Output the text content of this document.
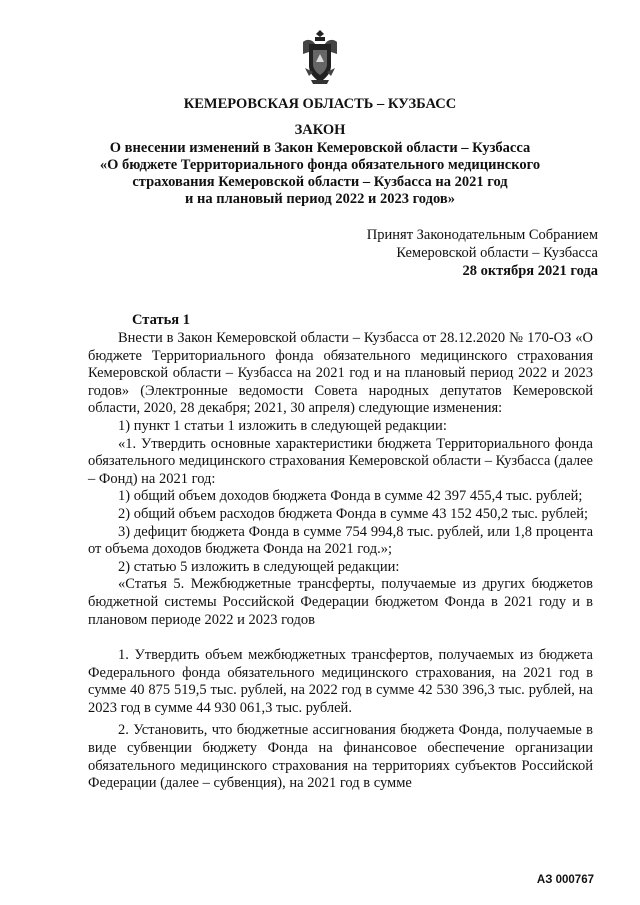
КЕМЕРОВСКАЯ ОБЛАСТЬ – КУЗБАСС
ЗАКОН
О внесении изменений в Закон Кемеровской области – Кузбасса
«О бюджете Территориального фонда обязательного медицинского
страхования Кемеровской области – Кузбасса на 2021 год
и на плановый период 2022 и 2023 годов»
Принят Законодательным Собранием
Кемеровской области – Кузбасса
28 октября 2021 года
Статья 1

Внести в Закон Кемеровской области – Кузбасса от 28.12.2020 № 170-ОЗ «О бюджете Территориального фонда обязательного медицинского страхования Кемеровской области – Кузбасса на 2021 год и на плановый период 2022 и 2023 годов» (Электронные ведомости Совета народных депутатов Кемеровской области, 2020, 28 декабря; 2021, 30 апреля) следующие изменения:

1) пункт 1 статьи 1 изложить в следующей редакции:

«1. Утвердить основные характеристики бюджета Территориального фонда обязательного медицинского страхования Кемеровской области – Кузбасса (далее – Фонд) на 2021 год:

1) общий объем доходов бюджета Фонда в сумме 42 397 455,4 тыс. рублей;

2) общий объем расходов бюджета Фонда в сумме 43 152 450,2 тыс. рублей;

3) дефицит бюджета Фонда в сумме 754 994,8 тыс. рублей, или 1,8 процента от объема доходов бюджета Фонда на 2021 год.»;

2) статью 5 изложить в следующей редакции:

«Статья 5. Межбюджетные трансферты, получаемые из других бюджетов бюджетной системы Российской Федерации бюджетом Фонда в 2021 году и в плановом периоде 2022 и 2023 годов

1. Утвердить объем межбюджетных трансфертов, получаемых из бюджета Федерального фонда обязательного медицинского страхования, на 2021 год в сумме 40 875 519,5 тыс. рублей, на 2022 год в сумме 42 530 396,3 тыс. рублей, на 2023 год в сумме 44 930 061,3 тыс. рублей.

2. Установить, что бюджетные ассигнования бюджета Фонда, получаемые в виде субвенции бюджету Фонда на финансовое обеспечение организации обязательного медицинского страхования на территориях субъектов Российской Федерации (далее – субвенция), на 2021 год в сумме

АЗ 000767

...

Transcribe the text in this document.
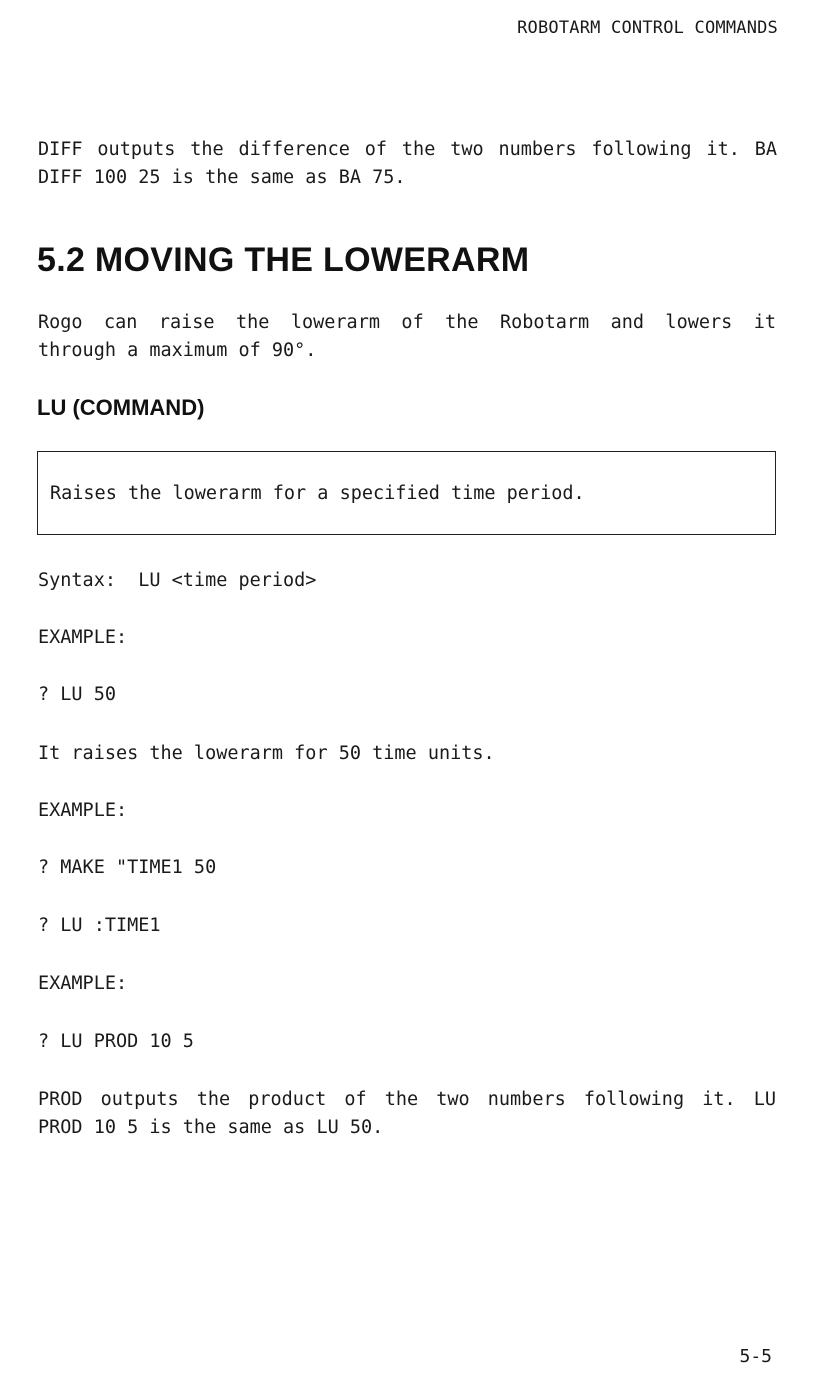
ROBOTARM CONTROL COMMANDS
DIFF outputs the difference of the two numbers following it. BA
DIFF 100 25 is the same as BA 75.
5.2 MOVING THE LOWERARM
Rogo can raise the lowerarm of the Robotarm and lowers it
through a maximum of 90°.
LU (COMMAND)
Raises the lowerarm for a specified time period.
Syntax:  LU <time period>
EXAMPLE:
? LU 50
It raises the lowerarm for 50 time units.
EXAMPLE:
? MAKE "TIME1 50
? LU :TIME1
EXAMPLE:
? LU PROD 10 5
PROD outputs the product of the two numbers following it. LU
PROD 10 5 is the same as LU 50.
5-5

§ **Requirement**
Pick out and copy every line that contains the word "numbers".

§ **Solution to the exercise**
DIFF outputs the difference of the two numbers following it. BA
PROD outputs the product of the two numbers following it. LU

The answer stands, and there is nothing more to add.